INSTRUCTIONS TO FOLLOW: Search the material for the string "screenshot", then return every line where it is found.
------------------------------------------------------------
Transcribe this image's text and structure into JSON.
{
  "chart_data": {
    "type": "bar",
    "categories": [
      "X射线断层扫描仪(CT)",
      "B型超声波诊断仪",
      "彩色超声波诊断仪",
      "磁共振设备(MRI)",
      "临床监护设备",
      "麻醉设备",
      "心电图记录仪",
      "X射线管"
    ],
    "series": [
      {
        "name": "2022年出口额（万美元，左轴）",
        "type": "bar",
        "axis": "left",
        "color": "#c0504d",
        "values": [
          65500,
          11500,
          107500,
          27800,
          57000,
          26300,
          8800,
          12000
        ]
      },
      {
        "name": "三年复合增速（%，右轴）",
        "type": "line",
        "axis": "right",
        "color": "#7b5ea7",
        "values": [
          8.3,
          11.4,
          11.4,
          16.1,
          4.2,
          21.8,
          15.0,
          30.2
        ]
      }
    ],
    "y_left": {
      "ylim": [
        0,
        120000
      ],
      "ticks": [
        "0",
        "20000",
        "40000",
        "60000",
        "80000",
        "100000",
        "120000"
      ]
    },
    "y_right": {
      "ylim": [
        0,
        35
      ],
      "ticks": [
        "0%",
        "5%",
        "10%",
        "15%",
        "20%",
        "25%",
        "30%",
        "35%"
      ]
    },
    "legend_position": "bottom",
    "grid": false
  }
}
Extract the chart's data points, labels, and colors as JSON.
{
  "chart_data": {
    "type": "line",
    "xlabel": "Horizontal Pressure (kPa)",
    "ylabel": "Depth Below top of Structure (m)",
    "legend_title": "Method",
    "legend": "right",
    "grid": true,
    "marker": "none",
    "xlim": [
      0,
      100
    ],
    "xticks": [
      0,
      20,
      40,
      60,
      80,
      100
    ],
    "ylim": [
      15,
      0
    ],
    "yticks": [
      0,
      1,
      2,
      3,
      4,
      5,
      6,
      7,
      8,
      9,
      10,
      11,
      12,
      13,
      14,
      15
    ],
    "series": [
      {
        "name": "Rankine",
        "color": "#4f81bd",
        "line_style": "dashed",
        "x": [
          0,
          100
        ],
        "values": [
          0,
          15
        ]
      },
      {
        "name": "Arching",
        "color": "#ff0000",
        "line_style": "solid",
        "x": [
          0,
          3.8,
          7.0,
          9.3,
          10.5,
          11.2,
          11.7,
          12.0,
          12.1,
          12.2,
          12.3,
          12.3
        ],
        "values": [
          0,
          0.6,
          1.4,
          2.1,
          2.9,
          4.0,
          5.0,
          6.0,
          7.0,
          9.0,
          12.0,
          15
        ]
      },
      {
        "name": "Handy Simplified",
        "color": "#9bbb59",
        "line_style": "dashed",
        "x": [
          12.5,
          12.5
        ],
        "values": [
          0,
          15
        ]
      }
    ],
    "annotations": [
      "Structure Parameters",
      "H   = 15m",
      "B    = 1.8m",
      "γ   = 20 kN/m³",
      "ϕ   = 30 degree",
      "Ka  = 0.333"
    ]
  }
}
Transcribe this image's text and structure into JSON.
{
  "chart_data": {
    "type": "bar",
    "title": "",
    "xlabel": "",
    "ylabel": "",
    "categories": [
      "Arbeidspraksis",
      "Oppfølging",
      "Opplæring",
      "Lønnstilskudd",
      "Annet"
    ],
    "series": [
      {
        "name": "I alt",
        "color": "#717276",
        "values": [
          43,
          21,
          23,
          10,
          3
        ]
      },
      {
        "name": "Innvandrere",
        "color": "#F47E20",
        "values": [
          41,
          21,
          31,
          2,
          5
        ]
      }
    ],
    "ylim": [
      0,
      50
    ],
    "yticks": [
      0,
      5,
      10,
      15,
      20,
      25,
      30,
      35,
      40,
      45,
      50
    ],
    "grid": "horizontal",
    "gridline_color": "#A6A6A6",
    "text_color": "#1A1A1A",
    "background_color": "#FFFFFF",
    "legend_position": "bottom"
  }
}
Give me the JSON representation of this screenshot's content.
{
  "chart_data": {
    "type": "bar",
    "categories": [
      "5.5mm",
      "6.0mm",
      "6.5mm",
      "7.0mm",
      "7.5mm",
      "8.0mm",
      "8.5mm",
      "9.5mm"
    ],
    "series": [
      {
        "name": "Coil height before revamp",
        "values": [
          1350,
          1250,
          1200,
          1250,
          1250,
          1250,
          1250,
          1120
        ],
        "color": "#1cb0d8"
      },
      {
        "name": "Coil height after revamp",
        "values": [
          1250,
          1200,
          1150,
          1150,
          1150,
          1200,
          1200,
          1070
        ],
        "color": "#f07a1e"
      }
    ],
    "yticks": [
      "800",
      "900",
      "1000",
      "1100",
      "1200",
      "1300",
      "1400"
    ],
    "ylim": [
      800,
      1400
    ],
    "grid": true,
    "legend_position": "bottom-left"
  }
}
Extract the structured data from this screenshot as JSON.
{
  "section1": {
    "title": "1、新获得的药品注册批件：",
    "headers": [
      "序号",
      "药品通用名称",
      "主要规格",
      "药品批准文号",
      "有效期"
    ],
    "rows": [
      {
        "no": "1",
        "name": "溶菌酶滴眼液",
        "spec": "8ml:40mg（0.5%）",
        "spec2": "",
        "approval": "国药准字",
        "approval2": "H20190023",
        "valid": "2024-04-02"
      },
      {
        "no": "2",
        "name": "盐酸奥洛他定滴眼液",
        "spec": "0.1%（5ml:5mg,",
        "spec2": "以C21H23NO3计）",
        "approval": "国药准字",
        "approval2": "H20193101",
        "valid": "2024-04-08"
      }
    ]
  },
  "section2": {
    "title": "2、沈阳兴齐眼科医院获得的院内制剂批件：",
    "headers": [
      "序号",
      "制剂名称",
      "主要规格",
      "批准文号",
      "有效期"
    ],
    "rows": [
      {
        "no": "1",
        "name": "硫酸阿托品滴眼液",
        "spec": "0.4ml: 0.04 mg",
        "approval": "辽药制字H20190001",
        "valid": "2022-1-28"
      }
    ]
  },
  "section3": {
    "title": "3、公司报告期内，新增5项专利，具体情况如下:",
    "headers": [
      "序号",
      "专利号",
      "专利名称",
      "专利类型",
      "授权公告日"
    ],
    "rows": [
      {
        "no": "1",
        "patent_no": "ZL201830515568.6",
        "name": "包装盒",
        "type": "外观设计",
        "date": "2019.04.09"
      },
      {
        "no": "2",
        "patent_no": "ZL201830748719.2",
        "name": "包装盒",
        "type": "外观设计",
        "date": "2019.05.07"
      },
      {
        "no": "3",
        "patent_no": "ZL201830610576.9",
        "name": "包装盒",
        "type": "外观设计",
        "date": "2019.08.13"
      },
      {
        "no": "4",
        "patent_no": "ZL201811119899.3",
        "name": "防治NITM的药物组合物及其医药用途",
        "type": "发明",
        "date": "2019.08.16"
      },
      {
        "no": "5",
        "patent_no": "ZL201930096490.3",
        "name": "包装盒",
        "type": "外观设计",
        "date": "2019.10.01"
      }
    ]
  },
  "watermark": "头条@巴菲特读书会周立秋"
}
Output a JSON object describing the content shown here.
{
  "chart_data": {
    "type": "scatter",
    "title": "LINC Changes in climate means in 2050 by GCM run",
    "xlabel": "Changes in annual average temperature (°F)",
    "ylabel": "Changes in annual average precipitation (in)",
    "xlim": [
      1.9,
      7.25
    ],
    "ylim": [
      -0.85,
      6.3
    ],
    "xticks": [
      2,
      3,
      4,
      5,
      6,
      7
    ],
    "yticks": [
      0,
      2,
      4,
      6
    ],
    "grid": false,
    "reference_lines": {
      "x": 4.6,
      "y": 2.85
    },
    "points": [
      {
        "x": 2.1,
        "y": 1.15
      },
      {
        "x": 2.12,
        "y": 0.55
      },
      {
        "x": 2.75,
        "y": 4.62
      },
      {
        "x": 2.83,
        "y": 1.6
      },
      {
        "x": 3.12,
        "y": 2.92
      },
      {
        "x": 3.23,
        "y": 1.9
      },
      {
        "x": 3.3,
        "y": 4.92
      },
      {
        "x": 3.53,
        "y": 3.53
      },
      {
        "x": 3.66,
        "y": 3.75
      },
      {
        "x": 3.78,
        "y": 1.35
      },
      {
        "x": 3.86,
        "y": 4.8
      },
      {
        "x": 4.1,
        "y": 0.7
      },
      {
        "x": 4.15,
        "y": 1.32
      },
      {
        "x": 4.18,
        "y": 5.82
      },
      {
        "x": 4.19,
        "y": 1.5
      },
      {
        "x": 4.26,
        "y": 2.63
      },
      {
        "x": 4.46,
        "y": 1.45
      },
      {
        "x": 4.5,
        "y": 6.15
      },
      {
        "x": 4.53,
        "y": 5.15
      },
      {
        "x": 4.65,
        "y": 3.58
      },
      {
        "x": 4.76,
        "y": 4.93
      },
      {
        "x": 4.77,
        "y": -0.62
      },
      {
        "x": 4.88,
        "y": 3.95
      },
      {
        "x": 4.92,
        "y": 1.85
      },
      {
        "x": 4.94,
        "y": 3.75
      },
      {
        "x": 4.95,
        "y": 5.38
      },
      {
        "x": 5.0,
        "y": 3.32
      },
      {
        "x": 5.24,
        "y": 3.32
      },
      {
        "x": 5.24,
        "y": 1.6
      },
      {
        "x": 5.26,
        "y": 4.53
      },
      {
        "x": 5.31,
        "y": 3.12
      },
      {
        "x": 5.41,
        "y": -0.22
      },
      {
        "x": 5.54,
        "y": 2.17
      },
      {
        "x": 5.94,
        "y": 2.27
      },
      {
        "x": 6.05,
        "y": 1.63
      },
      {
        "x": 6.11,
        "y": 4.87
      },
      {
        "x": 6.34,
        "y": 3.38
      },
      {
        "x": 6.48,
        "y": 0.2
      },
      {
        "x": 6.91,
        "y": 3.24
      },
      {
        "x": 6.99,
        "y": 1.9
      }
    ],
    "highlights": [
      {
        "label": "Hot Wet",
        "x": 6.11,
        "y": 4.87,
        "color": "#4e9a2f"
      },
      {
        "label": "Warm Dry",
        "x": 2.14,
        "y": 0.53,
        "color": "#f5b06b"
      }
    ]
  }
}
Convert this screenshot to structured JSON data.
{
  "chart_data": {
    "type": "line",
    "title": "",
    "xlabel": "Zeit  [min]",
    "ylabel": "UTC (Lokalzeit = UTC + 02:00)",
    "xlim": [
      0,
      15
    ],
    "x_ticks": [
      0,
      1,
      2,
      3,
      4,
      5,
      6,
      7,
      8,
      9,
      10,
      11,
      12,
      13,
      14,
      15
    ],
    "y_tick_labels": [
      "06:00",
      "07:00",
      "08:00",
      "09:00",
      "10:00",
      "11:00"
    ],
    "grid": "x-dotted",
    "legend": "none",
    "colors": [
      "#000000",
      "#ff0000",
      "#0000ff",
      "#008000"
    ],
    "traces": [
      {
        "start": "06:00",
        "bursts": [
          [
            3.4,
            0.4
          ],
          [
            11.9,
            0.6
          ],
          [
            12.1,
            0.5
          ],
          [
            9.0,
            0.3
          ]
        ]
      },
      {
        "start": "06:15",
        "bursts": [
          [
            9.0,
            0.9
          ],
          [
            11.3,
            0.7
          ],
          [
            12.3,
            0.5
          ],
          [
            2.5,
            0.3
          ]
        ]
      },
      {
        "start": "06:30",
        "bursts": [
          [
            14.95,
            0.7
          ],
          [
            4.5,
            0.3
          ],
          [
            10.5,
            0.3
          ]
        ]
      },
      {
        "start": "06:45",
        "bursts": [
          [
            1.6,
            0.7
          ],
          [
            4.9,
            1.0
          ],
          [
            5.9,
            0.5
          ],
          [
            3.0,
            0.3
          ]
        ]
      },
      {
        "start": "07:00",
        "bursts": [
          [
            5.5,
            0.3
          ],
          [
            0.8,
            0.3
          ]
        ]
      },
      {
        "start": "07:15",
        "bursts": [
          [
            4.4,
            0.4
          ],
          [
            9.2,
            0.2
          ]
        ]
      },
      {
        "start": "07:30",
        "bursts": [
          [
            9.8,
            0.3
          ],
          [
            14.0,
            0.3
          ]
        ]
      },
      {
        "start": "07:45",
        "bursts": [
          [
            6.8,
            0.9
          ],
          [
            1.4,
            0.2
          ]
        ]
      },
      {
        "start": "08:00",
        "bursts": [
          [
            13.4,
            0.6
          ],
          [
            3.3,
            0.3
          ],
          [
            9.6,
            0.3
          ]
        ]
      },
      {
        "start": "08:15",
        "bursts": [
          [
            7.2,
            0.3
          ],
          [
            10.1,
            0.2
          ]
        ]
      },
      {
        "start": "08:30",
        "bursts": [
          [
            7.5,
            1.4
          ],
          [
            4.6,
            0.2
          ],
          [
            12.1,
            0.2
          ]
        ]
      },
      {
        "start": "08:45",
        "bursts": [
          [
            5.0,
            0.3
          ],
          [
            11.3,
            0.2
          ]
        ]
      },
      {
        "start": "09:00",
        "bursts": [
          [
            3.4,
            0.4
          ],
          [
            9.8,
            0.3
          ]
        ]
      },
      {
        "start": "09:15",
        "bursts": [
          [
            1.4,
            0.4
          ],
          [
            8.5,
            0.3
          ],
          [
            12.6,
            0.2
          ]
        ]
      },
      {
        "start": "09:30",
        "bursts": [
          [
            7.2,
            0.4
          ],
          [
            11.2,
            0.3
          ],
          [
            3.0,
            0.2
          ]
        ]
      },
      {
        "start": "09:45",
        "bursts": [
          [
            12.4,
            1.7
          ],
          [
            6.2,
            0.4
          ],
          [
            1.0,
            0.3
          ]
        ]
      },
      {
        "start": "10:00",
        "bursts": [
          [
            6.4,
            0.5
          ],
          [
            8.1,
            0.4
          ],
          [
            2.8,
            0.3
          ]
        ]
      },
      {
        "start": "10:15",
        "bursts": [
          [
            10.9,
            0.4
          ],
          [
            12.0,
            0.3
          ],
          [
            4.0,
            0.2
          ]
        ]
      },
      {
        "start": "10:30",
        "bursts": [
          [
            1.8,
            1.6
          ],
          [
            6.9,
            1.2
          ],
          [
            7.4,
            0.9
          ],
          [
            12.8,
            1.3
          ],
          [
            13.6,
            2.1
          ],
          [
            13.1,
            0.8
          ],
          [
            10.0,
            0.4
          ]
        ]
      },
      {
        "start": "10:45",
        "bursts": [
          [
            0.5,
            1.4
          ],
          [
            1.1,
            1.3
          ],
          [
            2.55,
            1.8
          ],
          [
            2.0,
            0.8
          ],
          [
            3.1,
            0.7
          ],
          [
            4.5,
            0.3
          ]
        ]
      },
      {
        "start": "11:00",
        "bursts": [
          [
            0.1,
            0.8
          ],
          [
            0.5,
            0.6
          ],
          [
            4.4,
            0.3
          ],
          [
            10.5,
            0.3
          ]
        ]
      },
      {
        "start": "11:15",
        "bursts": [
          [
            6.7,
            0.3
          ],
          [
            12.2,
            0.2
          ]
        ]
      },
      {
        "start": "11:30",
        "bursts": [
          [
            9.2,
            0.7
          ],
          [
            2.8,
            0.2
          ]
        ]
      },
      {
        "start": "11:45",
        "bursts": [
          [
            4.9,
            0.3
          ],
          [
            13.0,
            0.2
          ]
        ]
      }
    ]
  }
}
------------------------------------------------------------
PROBLEM SOLUTION:
Give me the JSON representation of this screenshot's content.
Extract the structured data from this screenshot as JSON.
Convert this screenshot to structured JSON data.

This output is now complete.